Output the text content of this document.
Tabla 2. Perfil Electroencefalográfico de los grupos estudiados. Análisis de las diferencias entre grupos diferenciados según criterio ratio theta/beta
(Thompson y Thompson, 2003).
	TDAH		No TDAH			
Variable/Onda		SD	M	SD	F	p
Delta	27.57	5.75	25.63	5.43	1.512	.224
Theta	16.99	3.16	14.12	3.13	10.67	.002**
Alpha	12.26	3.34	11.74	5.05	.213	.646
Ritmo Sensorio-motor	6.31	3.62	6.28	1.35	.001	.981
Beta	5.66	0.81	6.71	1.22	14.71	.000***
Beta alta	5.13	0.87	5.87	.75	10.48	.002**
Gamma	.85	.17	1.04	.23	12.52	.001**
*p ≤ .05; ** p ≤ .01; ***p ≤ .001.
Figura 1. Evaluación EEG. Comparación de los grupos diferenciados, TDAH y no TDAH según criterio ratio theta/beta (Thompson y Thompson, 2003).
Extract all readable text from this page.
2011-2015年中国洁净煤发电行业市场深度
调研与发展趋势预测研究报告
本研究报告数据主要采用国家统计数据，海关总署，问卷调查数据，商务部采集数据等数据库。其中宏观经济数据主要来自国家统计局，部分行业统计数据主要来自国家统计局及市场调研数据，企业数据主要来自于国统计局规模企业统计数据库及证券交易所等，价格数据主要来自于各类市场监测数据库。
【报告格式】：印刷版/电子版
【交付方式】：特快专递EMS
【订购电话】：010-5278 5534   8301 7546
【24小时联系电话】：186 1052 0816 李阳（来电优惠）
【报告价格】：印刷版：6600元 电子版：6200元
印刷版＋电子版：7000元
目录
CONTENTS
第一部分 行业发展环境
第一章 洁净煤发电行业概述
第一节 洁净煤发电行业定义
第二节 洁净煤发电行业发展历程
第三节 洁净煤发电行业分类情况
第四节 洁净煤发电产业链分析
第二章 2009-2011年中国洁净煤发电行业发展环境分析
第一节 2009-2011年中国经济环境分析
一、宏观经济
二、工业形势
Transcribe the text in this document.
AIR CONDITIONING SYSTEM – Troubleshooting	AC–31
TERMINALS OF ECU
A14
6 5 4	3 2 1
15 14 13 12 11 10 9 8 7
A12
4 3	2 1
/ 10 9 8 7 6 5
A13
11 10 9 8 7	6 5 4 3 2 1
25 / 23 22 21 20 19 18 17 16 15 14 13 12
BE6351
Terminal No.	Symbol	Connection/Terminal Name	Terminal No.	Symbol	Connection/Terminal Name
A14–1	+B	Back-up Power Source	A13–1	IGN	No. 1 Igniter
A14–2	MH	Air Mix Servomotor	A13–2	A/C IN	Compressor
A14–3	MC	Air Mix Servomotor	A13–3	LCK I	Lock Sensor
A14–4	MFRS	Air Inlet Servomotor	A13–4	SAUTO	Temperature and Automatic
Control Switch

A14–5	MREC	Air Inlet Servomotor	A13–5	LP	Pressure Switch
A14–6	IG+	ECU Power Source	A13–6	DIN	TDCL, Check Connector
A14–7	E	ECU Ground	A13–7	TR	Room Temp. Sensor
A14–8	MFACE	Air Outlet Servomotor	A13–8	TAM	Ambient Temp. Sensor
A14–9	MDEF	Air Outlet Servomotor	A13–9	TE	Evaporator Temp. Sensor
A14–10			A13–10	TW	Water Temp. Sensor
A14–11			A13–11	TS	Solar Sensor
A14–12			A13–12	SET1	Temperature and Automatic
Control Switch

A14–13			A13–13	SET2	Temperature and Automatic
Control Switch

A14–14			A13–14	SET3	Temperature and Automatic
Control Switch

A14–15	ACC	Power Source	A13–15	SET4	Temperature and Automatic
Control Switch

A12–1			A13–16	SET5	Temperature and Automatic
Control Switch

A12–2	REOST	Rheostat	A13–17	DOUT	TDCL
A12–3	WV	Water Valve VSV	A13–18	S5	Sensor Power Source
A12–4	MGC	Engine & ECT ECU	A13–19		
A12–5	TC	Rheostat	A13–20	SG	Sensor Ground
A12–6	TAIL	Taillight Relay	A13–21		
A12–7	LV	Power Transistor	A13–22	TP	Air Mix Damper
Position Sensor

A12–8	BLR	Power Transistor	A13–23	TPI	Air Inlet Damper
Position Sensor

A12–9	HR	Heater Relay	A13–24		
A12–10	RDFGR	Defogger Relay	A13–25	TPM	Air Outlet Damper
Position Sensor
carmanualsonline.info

> [GIVEN EXERCISE] Nothing may be left out: return each entry exactly as it reads.

> [OUTPUT BELOW]
Output the text content of this document.
Tabla 2. Perfil Electroencefalográfico de los grupos estudiados. Análisis de las diferencias entre grupos diferenciados según criterio ratio theta/beta
(Thompson y Thompson, 2003).
	TDAH		No TDAH			
Variable/Onda		SD	M	SD	F	p
Delta	27.57	5.75	25.63	5.43	1.512	.224
Theta	16.99	3.16	14.12	3.13	10.67	.002**
Alpha	12.26	3.34	11.74	5.05	.213	.646
Ritmo Sensorio-motor	6.31	3.62	6.28	1.35	.001	.981
Beta	5.66	0.81	6.71	1.22	14.71	.000***
Beta alta	5.13	0.87	5.87	.75	10.48	.002**
Gamma	.85	.17	1.04	.23	12.52	.001**
*p ≤ .05; ** p ≤ .01; ***p ≤ .001.
Figura 1. Evaluación EEG. Comparación de los grupos diferenciados, TDAH y no TDAH según criterio ratio theta/beta (Thompson y Thompson, 2003).
Extract all readable text from this page.
2011-2015年中国洁净煤发电行业市场深度
调研与发展趋势预测研究报告
本研究报告数据主要采用国家统计数据，海关总署，问卷调查数据，商务部采集数据等数据库。其中宏观经济数据主要来自国家统计局，部分行业统计数据主要来自国家统计局及市场调研数据，企业数据主要来自于国统计局规模企业统计数据库及证券交易所等，价格数据主要来自于各类市场监测数据库。
【报告格式】：印刷版/电子版
【交付方式】：特快专递EMS
【订购电话】：010-5278 5534   8301 7546
【24小时联系电话】：186 1052 0816 李阳（来电优惠）
【报告价格】：印刷版：6600元 电子版：6200元
印刷版＋电子版：7000元
目录
CONTENTS
第一部分 行业发展环境
第一章 洁净煤发电行业概述
第一节 洁净煤发电行业定义
第二节 洁净煤发电行业发展历程
第三节 洁净煤发电行业分类情况
第四节 洁净煤发电产业链分析
第二章 2009-2011年中国洁净煤发电行业发展环境分析
第一节 2009-2011年中国经济环境分析
一、宏观经济
二、工业形势
Transcribe the text in this document.
AIR CONDITIONING SYSTEM – Troubleshooting	AC–31
TERMINALS OF ECU
A14
6 5 4	3 2 1
15 14 13 12 11 10 9 8 7
A12
4 3	2 1
/ 10 9 8 7 6 5
A13
11 10 9 8 7	6 5 4 3 2 1
25 / 23 22 21 20 19 18 17 16 15 14 13 12
BE6351
Terminal No.	Symbol	Connection/Terminal Name	Terminal No.	Symbol	Connection/Terminal Name
A14–1	+B	Back-up Power Source	A13–1	IGN	No. 1 Igniter
A14–2	MH	Air Mix Servomotor	A13–2	A/C IN	Compressor
A14–3	MC	Air Mix Servomotor	A13–3	LCK I	Lock Sensor
A14–4	MFRS	Air Inlet Servomotor	A13–4	SAUTO	Temperature and Automatic
Control Switch

A14–5	MREC	Air Inlet Servomotor	A13–5	LP	Pressure Switch
A14–6	IG+	ECU Power Source	A13–6	DIN	TDCL, Check Connector
A14–7	E	ECU Ground	A13–7	TR	Room Temp. Sensor
A14–8	MFACE	Air Outlet Servomotor	A13–8	TAM	Ambient Temp. Sensor
A14–9	MDEF	Air Outlet Servomotor	A13–9	TE	Evaporator Temp. Sensor
A14–10			A13–10	TW	Water Temp. Sensor
A14–11			A13–11	TS	Solar Sensor
A14–12			A13–12	SET1	Temperature and Automatic
Control Switch

A14–13			A13–13	SET2	Temperature and Automatic
Control Switch

A14–14			A13–14	SET3	Temperature and Automatic
Control Switch

A14–15	ACC	Power Source	A13–15	SET4	Temperature and Automatic
Control Switch

A12–1			A13–16	SET5	Temperature and Automatic
Control Switch

A12–2	REOST	Rheostat	A13–17	DOUT	TDCL
A12–3	WV	Water Valve VSV	A13–18	S5	Sensor Power Source
A12–4	MGC	Engine & ECT ECU	A13–19		
A12–5	TC	Rheostat	A13–20	SG	Sensor Ground
A12–6	TAIL	Taillight Relay	A13–21		
A12–7	LV	Power Transistor	A13–22	TP	Air Mix Damper
Position Sensor

A12–8	BLR	Power Transistor	A13–23	TPI	Air Inlet Damper
Position Sensor

A12–9	HR	Heater Relay	A13–24		
A12–10	RDFGR	Defogger Relay	A13–25	TPM	Air Outlet Damper
Position Sensor
carmanualsonline.info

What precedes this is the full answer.